> _Problem details_
Transcribe all the entries word for word, omitting any pictures they contain.

> _Data to process_
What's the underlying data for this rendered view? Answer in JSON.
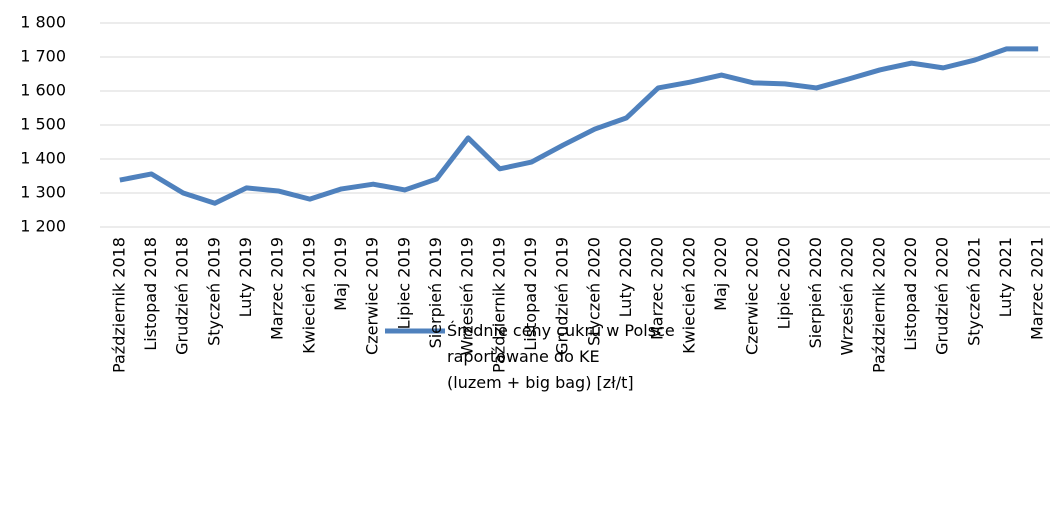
{
  "chart_data": {
    "type": "line",
    "categories": [
      "Październik 2018",
      "Listopad 2018",
      "Grudzień 2018",
      "Styczeń 2019",
      "Luty 2019",
      "Marzec 2019",
      "Kwiecień 2019",
      "Maj 2019",
      "Czerwiec 2019",
      "Lipiec 2019",
      "Sierpień 2019",
      "Wrzesień 2019",
      "Październik 2019",
      "Listopad 2019",
      "Grudzień 2019",
      "Styczeń 2020",
      "Luty 2020",
      "Marzec 2020",
      "Kwiecień 2020",
      "Maj 2020",
      "Czerwiec 2020",
      "Lipiec 2020",
      "Sierpień 2020",
      "Wrzesień 2020",
      "Październik 2020",
      "Listopad 2020",
      "Grudzień 2020",
      "Styczeń 2021",
      "Luty 2021",
      "Marzec 2021"
    ],
    "series": [
      {
        "name": "Średnie ceny cukru w Polsce\nraportowane do KE\n(luzem + big bag) [zł/t]",
        "color": "#4f81bd",
        "values": [
          1338,
          1356,
          1300,
          1270,
          1315,
          1306,
          1282,
          1312,
          1326,
          1309,
          1341,
          1462,
          1371,
          1391,
          1441,
          1488,
          1521,
          1609,
          1626,
          1647,
          1624,
          1621,
          1609,
          1635,
          1662,
          1682,
          1668,
          1691,
          1724,
          1724
        ]
      }
    ],
    "ylim": [
      1200,
      1800
    ],
    "yticks": [
      {
        "value": 1200,
        "label": "1 200"
      },
      {
        "value": 1300,
        "label": "1 300"
      },
      {
        "value": 1400,
        "label": "1 400"
      },
      {
        "value": 1500,
        "label": "1 500"
      },
      {
        "value": 1600,
        "label": "1 600"
      },
      {
        "value": 1700,
        "label": "1 700"
      },
      {
        "value": 1800,
        "label": "1 800"
      }
    ],
    "grid": true,
    "legend": "bottom"
  }
}
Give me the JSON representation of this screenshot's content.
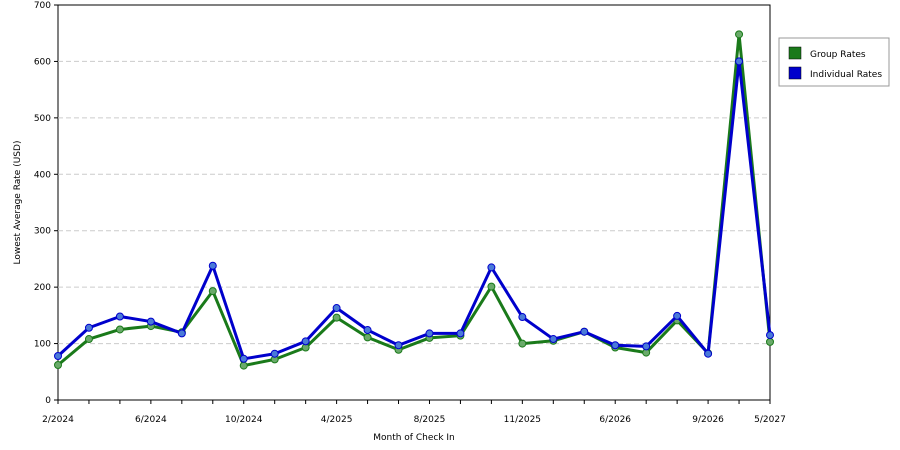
{
  "chart_data": {
    "type": "line",
    "title": "",
    "xlabel": "Month of Check In",
    "ylabel": "Lowest Average Rate (USD)",
    "ylim": [
      0,
      700
    ],
    "yticks": [
      "0",
      "100",
      "200",
      "300",
      "400",
      "500",
      "600",
      "700"
    ],
    "grid": "horizontal dashed",
    "legend_position": "right",
    "xtick_labels": [
      {
        "index": 0,
        "label": "2/2024"
      },
      {
        "index": 3,
        "label": "6/2024"
      },
      {
        "index": 6,
        "label": "10/2024"
      },
      {
        "index": 9,
        "label": "4/2025"
      },
      {
        "index": 12,
        "label": "8/2025"
      },
      {
        "index": 15,
        "label": "11/2025"
      },
      {
        "index": 18,
        "label": "6/2026"
      },
      {
        "index": 21,
        "label": "9/2026"
      },
      {
        "index": 23,
        "label": "5/2027"
      }
    ],
    "series": [
      {
        "name": "Group Rates",
        "color": "#1a7a1a",
        "marker_color": "#6aaa6a",
        "values": [
          62,
          108,
          125,
          131,
          120,
          193,
          61,
          72,
          93,
          146,
          111,
          89,
          110,
          114,
          201,
          100,
          105,
          121,
          93,
          84,
          141,
          83,
          648,
          103
        ]
      },
      {
        "name": "Individual Rates",
        "color": "#0000cc",
        "marker_color": "#4a7ad8",
        "values": [
          78,
          128,
          148,
          139,
          118,
          238,
          73,
          82,
          104,
          163,
          124,
          97,
          118,
          118,
          235,
          147,
          108,
          121,
          97,
          95,
          149,
          82,
          600,
          115
        ]
      }
    ]
  }
}
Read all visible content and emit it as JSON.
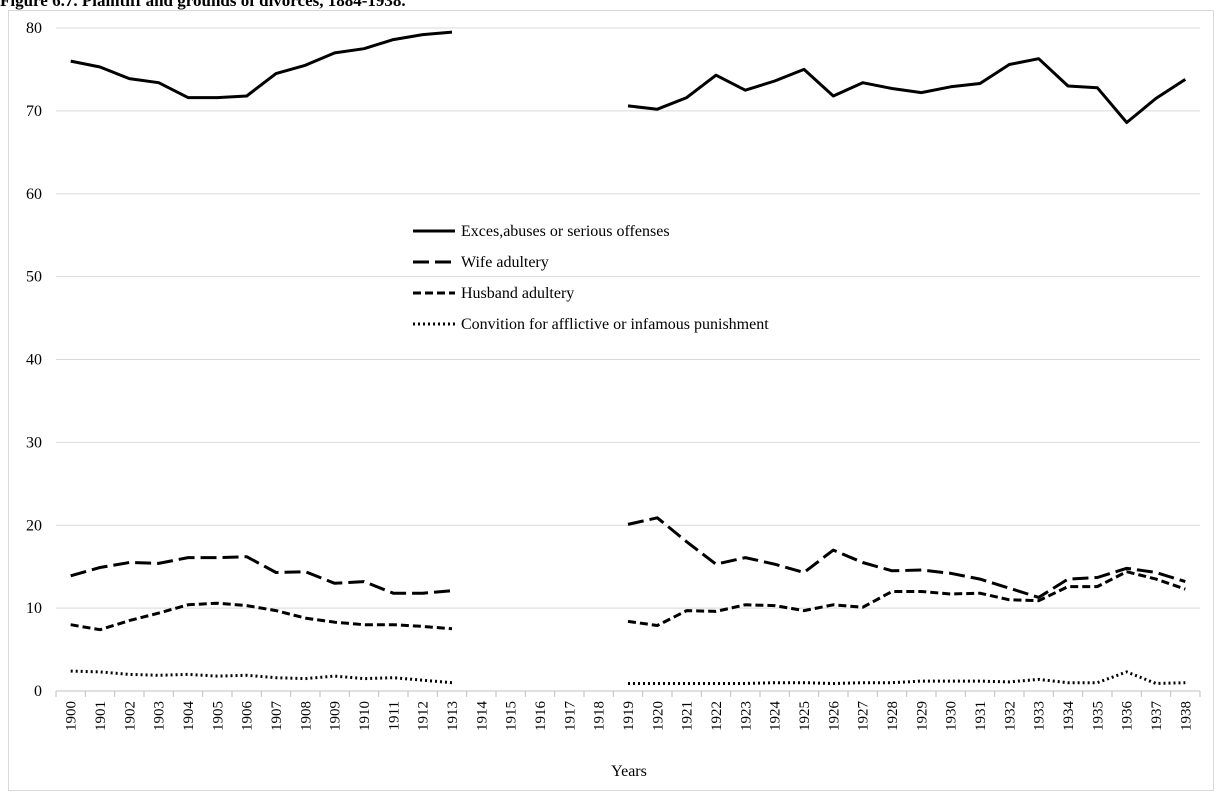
{
  "figure": {
    "title": "Figure 6.7. Plaintiff and grounds of divorces, 1884-1938."
  },
  "chart_data": {
    "type": "line",
    "xlabel": "Years",
    "ylabel": "",
    "ylim": [
      0,
      80
    ],
    "yticks": [
      0,
      10,
      20,
      30,
      40,
      50,
      60,
      70,
      80
    ],
    "grid": true,
    "legend_position": "center",
    "categories": [
      "1900",
      "1901",
      "1902",
      "1903",
      "1904",
      "1905",
      "1906",
      "1907",
      "1908",
      "1909",
      "1910",
      "1911",
      "1912",
      "1913",
      "1914",
      "1915",
      "1916",
      "1917",
      "1918",
      "1919",
      "1920",
      "1921",
      "1922",
      "1923",
      "1924",
      "1925",
      "1926",
      "1927",
      "1928",
      "1929",
      "1930",
      "1931",
      "1932",
      "1933",
      "1934",
      "1935",
      "1936",
      "1937",
      "1938"
    ],
    "series": [
      {
        "name": "Exces,abuses or serious offenses",
        "dash": "solid",
        "values": [
          76.0,
          75.3,
          73.9,
          73.4,
          71.6,
          71.6,
          71.8,
          74.5,
          75.5,
          77.0,
          77.5,
          78.6,
          79.2,
          79.5,
          null,
          null,
          null,
          null,
          null,
          70.6,
          70.2,
          71.6,
          74.3,
          72.5,
          73.6,
          75.0,
          71.8,
          73.4,
          72.7,
          72.2,
          72.9,
          73.3,
          75.6,
          76.3,
          73.0,
          72.8,
          68.6,
          71.5,
          73.8
        ]
      },
      {
        "name": "Wife adultery",
        "dash": "longdash",
        "values": [
          13.9,
          14.9,
          15.5,
          15.4,
          16.1,
          16.1,
          16.2,
          14.3,
          14.4,
          13.0,
          13.2,
          11.8,
          11.8,
          12.1,
          null,
          null,
          null,
          null,
          null,
          20.1,
          20.9,
          18.0,
          15.3,
          16.1,
          15.3,
          14.3,
          17.0,
          15.5,
          14.5,
          14.6,
          14.2,
          13.5,
          12.4,
          11.3,
          13.5,
          13.7,
          14.8,
          14.3,
          13.2
        ]
      },
      {
        "name": "Husband adultery",
        "dash": "dash",
        "values": [
          8.0,
          7.4,
          8.5,
          9.4,
          10.4,
          10.6,
          10.3,
          9.7,
          8.8,
          8.3,
          8.0,
          8.0,
          7.8,
          7.5,
          null,
          null,
          null,
          null,
          null,
          8.4,
          7.9,
          9.7,
          9.6,
          10.4,
          10.3,
          9.7,
          10.4,
          10.1,
          12.0,
          12.0,
          11.7,
          11.8,
          11.0,
          10.9,
          12.6,
          12.6,
          14.4,
          13.5,
          12.3
        ]
      },
      {
        "name": "Convition for afflictive or infamous punishment",
        "dash": "dot",
        "values": [
          2.4,
          2.3,
          2.0,
          1.9,
          2.0,
          1.8,
          1.9,
          1.6,
          1.5,
          1.8,
          1.5,
          1.6,
          1.3,
          1.0,
          null,
          null,
          null,
          null,
          null,
          0.9,
          0.9,
          0.9,
          0.9,
          0.9,
          1.0,
          1.0,
          0.9,
          1.0,
          1.0,
          1.2,
          1.2,
          1.2,
          1.1,
          1.4,
          1.0,
          1.0,
          2.3,
          0.9,
          1.0
        ]
      }
    ]
  }
}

> _Reply to the exercise_
What's the underlying data for this rendered view? Answer in JSON.
{
  "chart_data": {
    "type": "line",
    "categories": [
      "Październik 2018",
      "Listopad 2018",
      "Grudzień 2018",
      "Styczeń 2019",
      "Luty 2019",
      "Marzec 2019",
      "Kwiecień 2019",
      "Maj 2019",
      "Czerwiec 2019",
      "Lipiec 2019",
      "Sierpień 2019",
      "Wrzesień 2019",
      "Październik 2019",
      "Listopad 2019",
      "Grudzień 2019",
      "Styczeń 2020",
      "Luty 2020",
      "Marzec 2020",
      "Kwiecień 2020",
      "Maj 2020",
      "Czerwiec 2020",
      "Lipiec 2020",
      "Sierpień 2020",
      "Wrzesień 2020",
      "Październik 2020",
      "Listopad 2020",
      "Grudzień 2020",
      "Styczeń 2021",
      "Luty 2021",
      "Marzec 2021"
    ],
    "series": [
      {
        "name": "Średnie ceny cukru w Polsce\nraportowane do KE\n(luzem + big bag) [zł/t]",
        "color": "#4f81bd",
        "values": [
          1338,
          1356,
          1300,
          1270,
          1315,
          1306,
          1282,
          1312,
          1326,
          1309,
          1341,
          1462,
          1371,
          1391,
          1441,
          1488,
          1521,
          1609,
          1626,
          1647,
          1624,
          1621,
          1609,
          1635,
          1662,
          1682,
          1668,
          1691,
          1724,
          1724
        ]
      }
    ],
    "ylim": [
      1200,
      1800
    ],
    "yticks": [
      {
        "value": 1200,
        "label": "1 200"
      },
      {
        "value": 1300,
        "label": "1 300"
      },
      {
        "value": 1400,
        "label": "1 400"
      },
      {
        "value": 1500,
        "label": "1 500"
      },
      {
        "value": 1600,
        "label": "1 600"
      },
      {
        "value": 1700,
        "label": "1 700"
      },
      {
        "value": 1800,
        "label": "1 800"
      }
    ],
    "grid": true,
    "legend": "bottom"
  }
}
Give me the JSON representation of this screenshot's content.
{
  "chart_data": {
    "type": "line",
    "title": "",
    "xlabel": "Month of Check In",
    "ylabel": "Lowest Average Rate (USD)",
    "ylim": [
      0,
      700
    ],
    "yticks": [
      "0",
      "100",
      "200",
      "300",
      "400",
      "500",
      "600",
      "700"
    ],
    "grid": "horizontal dashed",
    "legend_position": "right",
    "xtick_labels": [
      {
        "index": 0,
        "label": "2/2024"
      },
      {
        "index": 3,
        "label": "6/2024"
      },
      {
        "index": 6,
        "label": "10/2024"
      },
      {
        "index": 9,
        "label": "4/2025"
      },
      {
        "index": 12,
        "label": "8/2025"
      },
      {
        "index": 15,
        "label": "11/2025"
      },
      {
        "index": 18,
        "label": "6/2026"
      },
      {
        "index": 21,
        "label": "9/2026"
      },
      {
        "index": 23,
        "label": "5/2027"
      }
    ],
    "series": [
      {
        "name": "Group Rates",
        "color": "#1a7a1a",
        "marker_color": "#6aaa6a",
        "values": [
          62,
          108,
          125,
          131,
          120,
          193,
          61,
          72,
          93,
          146,
          111,
          89,
          110,
          114,
          201,
          100,
          105,
          121,
          93,
          84,
          141,
          83,
          648,
          103
        ]
      },
      {
        "name": "Individual Rates",
        "color": "#0000cc",
        "marker_color": "#4a7ad8",
        "values": [
          78,
          128,
          148,
          139,
          118,
          238,
          73,
          82,
          104,
          163,
          124,
          97,
          118,
          118,
          235,
          147,
          108,
          121,
          97,
          95,
          149,
          82,
          600,
          115
        ]
      }
    ]
  }
}
Read all visible content and emit it as JSON.
{
  "figure": {
    "title": "Figure 6.7. Plaintiff and grounds of divorces, 1884-1938."
  },
  "chart_data": {
    "type": "line",
    "xlabel": "Years",
    "ylabel": "",
    "ylim": [
      0,
      80
    ],
    "yticks": [
      0,
      10,
      20,
      30,
      40,
      50,
      60,
      70,
      80
    ],
    "grid": true,
    "legend_position": "center",
    "categories": [
      "1900",
      "1901",
      "1902",
      "1903",
      "1904",
      "1905",
      "1906",
      "1907",
      "1908",
      "1909",
      "1910",
      "1911",
      "1912",
      "1913",
      "1914",
      "1915",
      "1916",
      "1917",
      "1918",
      "1919",
      "1920",
      "1921",
      "1922",
      "1923",
      "1924",
      "1925",
      "1926",
      "1927",
      "1928",
      "1929",
      "1930",
      "1931",
      "1932",
      "1933",
      "1934",
      "1935",
      "1936",
      "1937",
      "1938"
    ],
    "series": [
      {
        "name": "Exces,abuses or serious offenses",
        "dash": "solid",
        "values": [
          76.0,
          75.3,
          73.9,
          73.4,
          71.6,
          71.6,
          71.8,
          74.5,
          75.5,
          77.0,
          77.5,
          78.6,
          79.2,
          79.5,
          null,
          null,
          null,
          null,
          null,
          70.6,
          70.2,
          71.6,
          74.3,
          72.5,
          73.6,
          75.0,
          71.8,
          73.4,
          72.7,
          72.2,
          72.9,
          73.3,
          75.6,
          76.3,
          73.0,
          72.8,
          68.6,
          71.5,
          73.8
        ]
      },
      {
        "name": "Wife adultery",
        "dash": "longdash",
        "values": [
          13.9,
          14.9,
          15.5,
          15.4,
          16.1,
          16.1,
          16.2,
          14.3,
          14.4,
          13.0,
          13.2,
          11.8,
          11.8,
          12.1,
          null,
          null,
          null,
          null,
          null,
          20.1,
          20.9,
          18.0,
          15.3,
          16.1,
          15.3,
          14.3,
          17.0,
          15.5,
          14.5,
          14.6,
          14.2,
          13.5,
          12.4,
          11.3,
          13.5,
          13.7,
          14.8,
          14.3,
          13.2
        ]
      },
      {
        "name": "Husband adultery",
        "dash": "dash",
        "values": [
          8.0,
          7.4,
          8.5,
          9.4,
          10.4,
          10.6,
          10.3,
          9.7,
          8.8,
          8.3,
          8.0,
          8.0,
          7.8,
          7.5,
          null,
          null,
          null,
          null,
          null,
          8.4,
          7.9,
          9.7,
          9.6,
          10.4,
          10.3,
          9.7,
          10.4,
          10.1,
          12.0,
          12.0,
          11.7,
          11.8,
          11.0,
          10.9,
          12.6,
          12.6,
          14.4,
          13.5,
          12.3
        ]
      },
      {
        "name": "Convition for afflictive or infamous punishment",
        "dash": "dot",
        "values": [
          2.4,
          2.3,
          2.0,
          1.9,
          2.0,
          1.8,
          1.9,
          1.6,
          1.5,
          1.8,
          1.5,
          1.6,
          1.3,
          1.0,
          null,
          null,
          null,
          null,
          null,
          0.9,
          0.9,
          0.9,
          0.9,
          0.9,
          1.0,
          1.0,
          0.9,
          1.0,
          1.0,
          1.2,
          1.2,
          1.2,
          1.1,
          1.4,
          1.0,
          1.0,
          2.3,
          0.9,
          1.0
        ]
      }
    ]
  }
}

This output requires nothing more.